== SUPPLIED INFORMATION ==
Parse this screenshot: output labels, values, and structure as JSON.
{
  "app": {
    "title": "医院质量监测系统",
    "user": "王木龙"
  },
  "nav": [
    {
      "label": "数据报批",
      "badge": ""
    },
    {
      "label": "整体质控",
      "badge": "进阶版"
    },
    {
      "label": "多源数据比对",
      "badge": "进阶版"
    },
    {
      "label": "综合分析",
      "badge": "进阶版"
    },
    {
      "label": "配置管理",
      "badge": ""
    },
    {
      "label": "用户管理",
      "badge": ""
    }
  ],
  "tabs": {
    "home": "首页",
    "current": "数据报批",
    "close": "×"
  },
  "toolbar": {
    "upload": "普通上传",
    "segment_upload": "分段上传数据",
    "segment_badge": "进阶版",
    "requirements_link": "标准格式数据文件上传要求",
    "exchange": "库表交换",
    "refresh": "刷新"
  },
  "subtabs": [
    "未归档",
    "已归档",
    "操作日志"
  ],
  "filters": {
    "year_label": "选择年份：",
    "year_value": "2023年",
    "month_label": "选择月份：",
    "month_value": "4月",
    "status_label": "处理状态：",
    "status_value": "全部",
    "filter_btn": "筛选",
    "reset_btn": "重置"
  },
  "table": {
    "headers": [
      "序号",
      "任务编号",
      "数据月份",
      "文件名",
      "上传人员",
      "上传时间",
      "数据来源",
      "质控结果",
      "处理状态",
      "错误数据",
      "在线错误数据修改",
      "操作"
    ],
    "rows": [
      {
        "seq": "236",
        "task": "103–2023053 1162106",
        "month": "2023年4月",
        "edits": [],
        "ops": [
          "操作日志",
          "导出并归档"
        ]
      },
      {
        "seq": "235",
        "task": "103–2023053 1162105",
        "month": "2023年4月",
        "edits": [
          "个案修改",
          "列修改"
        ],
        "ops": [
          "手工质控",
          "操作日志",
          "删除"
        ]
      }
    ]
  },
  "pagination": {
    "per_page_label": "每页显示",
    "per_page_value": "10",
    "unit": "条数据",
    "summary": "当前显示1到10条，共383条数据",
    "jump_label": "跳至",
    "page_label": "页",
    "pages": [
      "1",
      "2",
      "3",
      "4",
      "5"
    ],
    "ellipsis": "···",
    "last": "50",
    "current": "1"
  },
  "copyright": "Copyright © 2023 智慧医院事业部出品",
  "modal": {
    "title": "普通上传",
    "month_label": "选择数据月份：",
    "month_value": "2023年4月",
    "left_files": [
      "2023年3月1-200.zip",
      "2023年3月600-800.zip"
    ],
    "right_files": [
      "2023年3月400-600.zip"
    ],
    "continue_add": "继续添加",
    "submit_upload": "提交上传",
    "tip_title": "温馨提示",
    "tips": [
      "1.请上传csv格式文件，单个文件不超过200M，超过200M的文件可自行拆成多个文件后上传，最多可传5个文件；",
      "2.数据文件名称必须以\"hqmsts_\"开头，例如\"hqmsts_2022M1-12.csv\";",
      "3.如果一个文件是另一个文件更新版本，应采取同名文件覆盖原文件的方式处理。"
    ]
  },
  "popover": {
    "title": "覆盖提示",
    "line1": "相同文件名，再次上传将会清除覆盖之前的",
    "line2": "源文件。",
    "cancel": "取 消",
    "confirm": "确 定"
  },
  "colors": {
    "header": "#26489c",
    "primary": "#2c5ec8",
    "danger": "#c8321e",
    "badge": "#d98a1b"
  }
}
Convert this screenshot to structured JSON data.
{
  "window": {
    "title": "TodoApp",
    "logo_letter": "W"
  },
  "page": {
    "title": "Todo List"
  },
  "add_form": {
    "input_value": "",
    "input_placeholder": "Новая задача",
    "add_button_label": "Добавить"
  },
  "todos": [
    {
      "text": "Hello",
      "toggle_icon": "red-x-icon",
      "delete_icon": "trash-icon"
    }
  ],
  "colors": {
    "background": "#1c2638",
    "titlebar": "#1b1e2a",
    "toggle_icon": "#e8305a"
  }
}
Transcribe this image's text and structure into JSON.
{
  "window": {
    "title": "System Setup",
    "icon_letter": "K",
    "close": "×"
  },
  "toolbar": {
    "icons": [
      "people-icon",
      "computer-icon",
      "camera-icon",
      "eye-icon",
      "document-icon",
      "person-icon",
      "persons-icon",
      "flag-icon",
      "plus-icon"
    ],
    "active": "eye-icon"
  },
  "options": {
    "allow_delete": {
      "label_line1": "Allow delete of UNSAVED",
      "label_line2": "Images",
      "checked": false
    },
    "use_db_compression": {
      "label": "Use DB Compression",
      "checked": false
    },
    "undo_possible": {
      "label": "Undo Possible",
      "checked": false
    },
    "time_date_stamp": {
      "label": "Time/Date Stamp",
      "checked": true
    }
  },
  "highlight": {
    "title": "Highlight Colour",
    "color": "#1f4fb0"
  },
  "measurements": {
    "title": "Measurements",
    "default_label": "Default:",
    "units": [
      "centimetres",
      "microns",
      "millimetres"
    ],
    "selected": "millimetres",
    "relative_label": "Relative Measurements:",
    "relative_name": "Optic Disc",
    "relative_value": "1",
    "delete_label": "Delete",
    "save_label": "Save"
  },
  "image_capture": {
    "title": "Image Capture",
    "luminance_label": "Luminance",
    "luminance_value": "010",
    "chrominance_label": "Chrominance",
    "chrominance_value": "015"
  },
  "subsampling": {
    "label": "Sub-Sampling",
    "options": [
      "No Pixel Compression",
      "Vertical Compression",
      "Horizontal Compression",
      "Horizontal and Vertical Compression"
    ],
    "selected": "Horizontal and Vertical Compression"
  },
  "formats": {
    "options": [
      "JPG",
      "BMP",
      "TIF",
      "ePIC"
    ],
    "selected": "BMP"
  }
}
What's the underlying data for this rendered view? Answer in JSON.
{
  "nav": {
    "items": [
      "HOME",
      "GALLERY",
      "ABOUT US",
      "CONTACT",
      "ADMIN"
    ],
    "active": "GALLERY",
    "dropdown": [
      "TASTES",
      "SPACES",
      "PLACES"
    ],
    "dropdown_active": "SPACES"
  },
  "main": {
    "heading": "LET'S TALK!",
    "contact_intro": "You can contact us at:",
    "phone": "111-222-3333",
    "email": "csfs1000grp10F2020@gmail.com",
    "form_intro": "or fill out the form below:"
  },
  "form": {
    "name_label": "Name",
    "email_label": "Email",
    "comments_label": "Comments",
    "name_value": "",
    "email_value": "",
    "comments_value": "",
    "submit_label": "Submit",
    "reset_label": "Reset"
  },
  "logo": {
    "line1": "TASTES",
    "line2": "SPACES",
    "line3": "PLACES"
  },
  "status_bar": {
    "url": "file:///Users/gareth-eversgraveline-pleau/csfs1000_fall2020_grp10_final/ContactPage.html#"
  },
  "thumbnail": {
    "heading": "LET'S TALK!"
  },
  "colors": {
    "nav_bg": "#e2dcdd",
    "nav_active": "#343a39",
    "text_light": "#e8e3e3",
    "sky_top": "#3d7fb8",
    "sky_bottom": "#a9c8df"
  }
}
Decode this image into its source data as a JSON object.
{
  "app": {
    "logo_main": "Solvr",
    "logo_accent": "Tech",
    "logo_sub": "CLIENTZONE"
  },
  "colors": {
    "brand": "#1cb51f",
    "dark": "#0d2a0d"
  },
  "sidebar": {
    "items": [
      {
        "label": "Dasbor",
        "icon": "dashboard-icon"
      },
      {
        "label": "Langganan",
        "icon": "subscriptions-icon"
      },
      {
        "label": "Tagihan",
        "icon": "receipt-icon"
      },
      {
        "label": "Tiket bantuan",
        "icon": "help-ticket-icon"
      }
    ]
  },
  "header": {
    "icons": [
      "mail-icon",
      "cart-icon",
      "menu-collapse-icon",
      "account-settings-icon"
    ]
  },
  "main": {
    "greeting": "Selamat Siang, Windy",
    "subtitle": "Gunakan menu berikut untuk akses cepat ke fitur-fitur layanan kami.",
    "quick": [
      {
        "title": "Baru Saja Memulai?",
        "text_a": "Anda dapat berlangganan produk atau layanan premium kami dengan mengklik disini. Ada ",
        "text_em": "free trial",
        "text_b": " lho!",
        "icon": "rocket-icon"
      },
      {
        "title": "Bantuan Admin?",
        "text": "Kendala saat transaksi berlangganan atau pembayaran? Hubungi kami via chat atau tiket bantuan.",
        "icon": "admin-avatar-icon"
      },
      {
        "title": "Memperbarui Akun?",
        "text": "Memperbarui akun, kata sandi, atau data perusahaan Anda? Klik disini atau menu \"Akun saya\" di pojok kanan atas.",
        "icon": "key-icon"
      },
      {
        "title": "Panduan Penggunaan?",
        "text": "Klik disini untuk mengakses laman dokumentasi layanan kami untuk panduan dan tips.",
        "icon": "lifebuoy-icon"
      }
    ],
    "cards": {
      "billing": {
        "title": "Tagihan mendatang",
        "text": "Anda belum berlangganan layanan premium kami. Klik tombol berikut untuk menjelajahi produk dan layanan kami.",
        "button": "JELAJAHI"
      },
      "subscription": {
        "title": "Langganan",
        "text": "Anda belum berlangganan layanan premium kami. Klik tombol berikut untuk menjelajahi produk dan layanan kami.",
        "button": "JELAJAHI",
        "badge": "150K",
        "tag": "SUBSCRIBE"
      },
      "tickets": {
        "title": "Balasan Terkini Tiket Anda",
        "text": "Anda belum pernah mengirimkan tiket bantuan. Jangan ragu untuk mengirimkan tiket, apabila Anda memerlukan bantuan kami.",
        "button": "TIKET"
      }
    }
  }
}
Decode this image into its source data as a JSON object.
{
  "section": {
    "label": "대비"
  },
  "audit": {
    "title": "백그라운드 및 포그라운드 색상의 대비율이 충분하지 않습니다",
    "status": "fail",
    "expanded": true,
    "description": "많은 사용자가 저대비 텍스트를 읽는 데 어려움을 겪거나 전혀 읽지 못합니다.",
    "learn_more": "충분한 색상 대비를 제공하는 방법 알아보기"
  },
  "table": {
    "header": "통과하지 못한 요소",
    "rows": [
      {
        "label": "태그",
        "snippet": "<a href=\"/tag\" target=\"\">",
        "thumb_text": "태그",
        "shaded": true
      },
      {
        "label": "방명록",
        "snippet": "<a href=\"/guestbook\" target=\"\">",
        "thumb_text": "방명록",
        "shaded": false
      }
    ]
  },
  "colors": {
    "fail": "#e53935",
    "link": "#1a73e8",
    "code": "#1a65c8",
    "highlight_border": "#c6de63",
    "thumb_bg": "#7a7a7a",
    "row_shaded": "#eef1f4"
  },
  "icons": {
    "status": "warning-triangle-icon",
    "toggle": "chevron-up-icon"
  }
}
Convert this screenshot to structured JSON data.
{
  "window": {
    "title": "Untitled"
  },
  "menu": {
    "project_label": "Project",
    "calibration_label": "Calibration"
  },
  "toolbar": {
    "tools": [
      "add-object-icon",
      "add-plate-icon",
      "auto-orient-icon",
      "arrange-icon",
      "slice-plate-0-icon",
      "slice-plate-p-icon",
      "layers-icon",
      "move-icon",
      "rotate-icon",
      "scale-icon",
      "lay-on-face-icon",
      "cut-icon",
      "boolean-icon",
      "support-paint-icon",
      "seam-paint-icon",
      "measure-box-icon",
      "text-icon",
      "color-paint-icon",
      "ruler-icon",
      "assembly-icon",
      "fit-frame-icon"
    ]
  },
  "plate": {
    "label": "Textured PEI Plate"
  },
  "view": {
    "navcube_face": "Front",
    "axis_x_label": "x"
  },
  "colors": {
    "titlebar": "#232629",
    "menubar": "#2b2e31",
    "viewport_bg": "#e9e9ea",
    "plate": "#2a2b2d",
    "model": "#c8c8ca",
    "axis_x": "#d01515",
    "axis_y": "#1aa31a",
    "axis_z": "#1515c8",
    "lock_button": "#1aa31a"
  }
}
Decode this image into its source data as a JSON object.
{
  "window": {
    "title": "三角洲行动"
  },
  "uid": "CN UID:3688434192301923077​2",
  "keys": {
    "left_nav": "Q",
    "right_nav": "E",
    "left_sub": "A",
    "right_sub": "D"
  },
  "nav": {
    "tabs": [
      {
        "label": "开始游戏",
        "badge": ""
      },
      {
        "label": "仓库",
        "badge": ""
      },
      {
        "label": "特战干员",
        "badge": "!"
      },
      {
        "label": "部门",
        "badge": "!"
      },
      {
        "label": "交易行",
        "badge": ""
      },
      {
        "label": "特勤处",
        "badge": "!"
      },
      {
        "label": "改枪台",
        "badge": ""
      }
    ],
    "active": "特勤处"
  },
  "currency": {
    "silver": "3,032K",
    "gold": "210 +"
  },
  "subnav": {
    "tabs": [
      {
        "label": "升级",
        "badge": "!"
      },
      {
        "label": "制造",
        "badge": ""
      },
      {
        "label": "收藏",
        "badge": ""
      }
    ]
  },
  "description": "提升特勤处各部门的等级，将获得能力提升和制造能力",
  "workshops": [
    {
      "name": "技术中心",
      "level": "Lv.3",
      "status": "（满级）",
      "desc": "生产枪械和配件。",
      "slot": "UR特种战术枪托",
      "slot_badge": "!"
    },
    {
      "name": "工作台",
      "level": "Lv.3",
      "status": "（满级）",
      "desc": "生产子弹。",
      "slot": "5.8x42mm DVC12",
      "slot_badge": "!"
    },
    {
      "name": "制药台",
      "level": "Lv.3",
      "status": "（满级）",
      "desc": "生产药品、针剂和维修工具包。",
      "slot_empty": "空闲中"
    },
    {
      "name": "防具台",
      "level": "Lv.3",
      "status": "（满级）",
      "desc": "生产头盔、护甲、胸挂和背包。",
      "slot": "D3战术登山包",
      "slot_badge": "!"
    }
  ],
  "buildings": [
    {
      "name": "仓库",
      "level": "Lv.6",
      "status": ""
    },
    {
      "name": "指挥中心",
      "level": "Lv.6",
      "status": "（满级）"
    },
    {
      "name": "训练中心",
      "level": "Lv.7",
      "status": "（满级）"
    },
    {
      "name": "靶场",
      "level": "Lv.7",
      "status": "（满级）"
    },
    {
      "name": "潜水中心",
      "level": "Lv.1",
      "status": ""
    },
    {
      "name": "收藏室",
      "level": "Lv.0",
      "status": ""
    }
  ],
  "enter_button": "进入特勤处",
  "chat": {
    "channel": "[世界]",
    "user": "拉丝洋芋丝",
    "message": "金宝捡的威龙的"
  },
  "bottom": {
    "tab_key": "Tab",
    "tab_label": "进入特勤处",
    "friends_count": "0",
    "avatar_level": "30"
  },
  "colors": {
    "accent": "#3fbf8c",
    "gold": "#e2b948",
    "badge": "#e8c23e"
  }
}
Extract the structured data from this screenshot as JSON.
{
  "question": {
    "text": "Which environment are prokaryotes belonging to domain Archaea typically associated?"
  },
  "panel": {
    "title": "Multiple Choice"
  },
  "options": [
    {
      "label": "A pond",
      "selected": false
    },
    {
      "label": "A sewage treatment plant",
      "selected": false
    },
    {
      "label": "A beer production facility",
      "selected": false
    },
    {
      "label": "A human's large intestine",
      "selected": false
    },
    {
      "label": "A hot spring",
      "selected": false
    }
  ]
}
===
Quote exactly and only the lines from the one holding "Extract the structured" through the end of the data.

Extract the structured data from this screenshot as JSON.
{
  "question": {
    "text": "Which environment are prokaryotes belonging to domain Archaea typically associated?"
  },
  "panel": {
    "title": "Multiple Choice"
  },
  "options": [
    {
      "label": "A pond",
      "selected": false
    },
    {
      "label": "A sewage treatment plant",
      "selected": false
    },
    {
      "label": "A beer production facility",
      "selected": false
    },
    {
      "label": "A human's large intestine",
      "selected": false
    },
    {
      "label": "A hot spring",
      "selected": false
    }
  ]
}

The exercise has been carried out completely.